■ WHAT IS EXPECTED ■
For each line of the data below that holds "JSON", copy the line.

■ RECORDS FOR THIS EXERCISE ■
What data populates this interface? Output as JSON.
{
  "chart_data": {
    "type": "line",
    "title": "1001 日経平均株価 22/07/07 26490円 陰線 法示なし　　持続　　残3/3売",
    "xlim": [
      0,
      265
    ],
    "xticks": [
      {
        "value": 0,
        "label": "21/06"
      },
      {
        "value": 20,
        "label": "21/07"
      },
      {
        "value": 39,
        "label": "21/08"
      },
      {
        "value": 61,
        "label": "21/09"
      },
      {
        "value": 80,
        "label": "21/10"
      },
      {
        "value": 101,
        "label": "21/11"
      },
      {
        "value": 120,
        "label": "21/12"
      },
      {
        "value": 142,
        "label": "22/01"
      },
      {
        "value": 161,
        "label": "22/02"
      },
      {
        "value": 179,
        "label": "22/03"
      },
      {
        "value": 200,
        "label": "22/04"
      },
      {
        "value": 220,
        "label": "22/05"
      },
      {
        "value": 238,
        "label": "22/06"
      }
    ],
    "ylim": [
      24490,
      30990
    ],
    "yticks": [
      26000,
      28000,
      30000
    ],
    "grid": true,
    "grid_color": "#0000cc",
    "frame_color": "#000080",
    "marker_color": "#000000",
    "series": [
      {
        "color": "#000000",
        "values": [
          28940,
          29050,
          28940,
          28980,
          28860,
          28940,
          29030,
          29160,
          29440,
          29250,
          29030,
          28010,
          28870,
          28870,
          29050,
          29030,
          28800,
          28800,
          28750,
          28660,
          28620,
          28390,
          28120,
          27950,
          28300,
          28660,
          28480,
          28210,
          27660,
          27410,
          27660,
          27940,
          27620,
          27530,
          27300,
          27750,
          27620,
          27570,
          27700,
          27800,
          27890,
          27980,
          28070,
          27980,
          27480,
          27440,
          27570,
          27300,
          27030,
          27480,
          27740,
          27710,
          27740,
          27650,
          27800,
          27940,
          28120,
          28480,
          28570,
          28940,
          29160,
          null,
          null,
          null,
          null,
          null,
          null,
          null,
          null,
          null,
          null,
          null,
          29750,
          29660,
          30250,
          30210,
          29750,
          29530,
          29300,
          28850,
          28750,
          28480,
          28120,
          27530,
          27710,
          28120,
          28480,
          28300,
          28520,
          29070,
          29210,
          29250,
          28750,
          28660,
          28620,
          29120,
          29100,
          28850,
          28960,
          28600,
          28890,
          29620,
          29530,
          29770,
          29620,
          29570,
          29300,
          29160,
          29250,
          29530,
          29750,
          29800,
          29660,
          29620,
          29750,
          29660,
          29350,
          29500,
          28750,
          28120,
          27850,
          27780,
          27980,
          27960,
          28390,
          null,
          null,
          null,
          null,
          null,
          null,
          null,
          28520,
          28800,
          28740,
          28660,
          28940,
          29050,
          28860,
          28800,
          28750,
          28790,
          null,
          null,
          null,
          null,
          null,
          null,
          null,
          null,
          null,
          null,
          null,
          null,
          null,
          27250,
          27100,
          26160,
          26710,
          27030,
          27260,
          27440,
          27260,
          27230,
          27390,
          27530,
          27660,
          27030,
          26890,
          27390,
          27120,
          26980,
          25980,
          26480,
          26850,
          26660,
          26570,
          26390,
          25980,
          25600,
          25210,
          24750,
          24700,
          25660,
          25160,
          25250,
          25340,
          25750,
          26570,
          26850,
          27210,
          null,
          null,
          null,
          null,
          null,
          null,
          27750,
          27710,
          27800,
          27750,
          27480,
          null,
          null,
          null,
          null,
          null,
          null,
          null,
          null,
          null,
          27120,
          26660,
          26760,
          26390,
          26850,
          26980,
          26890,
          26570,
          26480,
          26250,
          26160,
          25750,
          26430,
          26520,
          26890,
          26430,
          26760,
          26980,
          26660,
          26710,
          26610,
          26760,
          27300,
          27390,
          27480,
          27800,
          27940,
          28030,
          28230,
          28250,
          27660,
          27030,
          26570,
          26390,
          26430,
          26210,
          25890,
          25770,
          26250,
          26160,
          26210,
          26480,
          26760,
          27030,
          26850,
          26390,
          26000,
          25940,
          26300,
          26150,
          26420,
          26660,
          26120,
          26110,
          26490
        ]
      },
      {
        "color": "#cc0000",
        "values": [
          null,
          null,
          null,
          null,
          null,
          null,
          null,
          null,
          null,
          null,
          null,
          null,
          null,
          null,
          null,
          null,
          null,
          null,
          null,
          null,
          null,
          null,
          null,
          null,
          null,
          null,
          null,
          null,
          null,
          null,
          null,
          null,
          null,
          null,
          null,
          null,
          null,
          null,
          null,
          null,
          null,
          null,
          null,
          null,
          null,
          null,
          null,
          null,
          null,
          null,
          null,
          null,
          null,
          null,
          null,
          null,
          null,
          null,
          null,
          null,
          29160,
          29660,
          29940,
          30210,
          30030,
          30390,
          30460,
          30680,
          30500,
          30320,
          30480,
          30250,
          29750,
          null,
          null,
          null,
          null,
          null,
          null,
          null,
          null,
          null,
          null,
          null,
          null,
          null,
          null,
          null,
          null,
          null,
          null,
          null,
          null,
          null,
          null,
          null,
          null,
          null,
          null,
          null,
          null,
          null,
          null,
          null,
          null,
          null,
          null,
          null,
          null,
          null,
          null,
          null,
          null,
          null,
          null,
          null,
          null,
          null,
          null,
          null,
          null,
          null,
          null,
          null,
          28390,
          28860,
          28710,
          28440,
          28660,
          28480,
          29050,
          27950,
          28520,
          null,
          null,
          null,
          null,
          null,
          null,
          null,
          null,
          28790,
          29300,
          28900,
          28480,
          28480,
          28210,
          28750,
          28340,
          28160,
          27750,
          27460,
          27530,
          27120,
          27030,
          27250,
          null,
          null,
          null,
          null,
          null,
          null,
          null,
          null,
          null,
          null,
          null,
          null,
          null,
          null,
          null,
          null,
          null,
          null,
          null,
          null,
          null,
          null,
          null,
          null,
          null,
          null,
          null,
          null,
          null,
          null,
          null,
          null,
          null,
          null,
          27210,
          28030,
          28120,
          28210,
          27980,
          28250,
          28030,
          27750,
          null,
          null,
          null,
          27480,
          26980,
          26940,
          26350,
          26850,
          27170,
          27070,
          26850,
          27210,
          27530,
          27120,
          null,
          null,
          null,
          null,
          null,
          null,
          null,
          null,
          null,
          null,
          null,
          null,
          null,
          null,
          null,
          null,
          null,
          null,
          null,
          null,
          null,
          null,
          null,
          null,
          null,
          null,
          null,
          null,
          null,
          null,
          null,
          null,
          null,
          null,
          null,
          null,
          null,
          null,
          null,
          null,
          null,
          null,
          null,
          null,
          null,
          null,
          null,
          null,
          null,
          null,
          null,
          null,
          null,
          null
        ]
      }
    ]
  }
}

* * *

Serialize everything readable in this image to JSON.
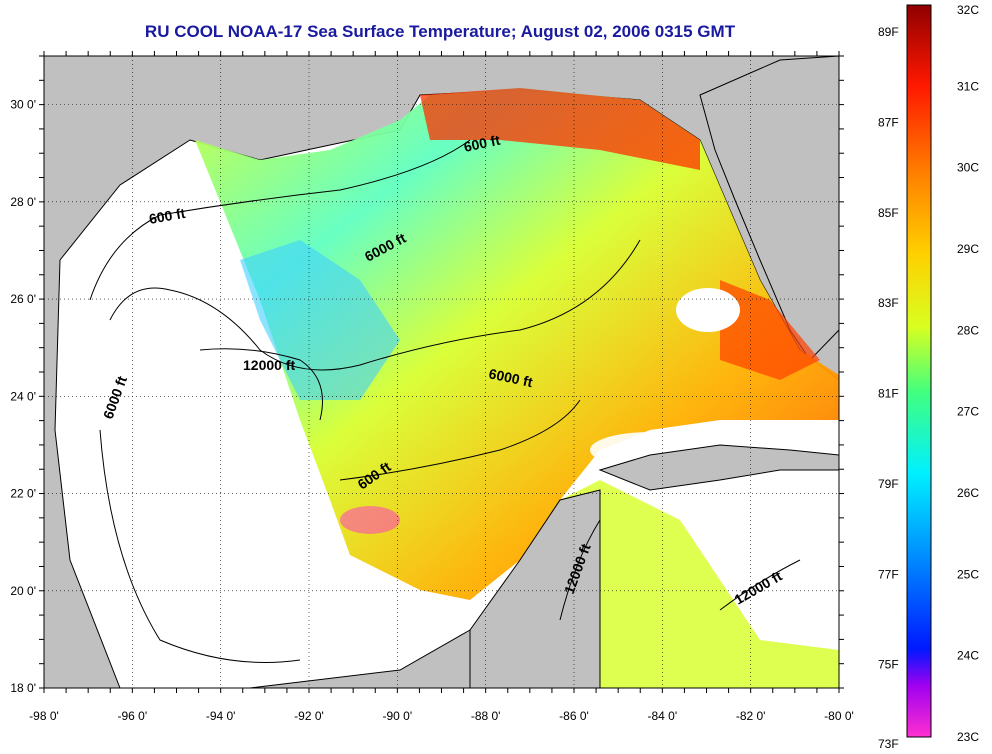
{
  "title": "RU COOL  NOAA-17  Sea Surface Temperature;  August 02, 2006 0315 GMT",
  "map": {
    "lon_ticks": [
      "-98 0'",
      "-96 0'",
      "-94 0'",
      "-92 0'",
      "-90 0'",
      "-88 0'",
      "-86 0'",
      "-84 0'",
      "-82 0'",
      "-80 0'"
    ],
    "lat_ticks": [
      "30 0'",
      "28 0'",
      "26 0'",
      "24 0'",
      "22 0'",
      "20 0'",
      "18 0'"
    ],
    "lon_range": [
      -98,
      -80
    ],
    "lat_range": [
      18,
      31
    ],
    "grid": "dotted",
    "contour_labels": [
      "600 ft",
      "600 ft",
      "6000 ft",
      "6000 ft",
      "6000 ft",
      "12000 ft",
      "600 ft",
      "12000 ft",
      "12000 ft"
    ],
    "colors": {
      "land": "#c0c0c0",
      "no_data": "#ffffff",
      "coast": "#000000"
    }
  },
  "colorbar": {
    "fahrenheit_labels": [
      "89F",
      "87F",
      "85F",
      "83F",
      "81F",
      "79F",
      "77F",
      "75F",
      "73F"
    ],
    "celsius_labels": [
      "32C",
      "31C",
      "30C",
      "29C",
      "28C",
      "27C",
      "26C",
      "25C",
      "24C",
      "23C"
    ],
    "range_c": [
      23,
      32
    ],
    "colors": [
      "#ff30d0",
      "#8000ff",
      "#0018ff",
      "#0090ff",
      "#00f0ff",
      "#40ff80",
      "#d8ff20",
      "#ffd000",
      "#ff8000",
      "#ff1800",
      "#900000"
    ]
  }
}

■ RESULT FOR THIS TASK ■
What data populates this interface? Output as JSON.
Serialize everything readable in this image to JSON.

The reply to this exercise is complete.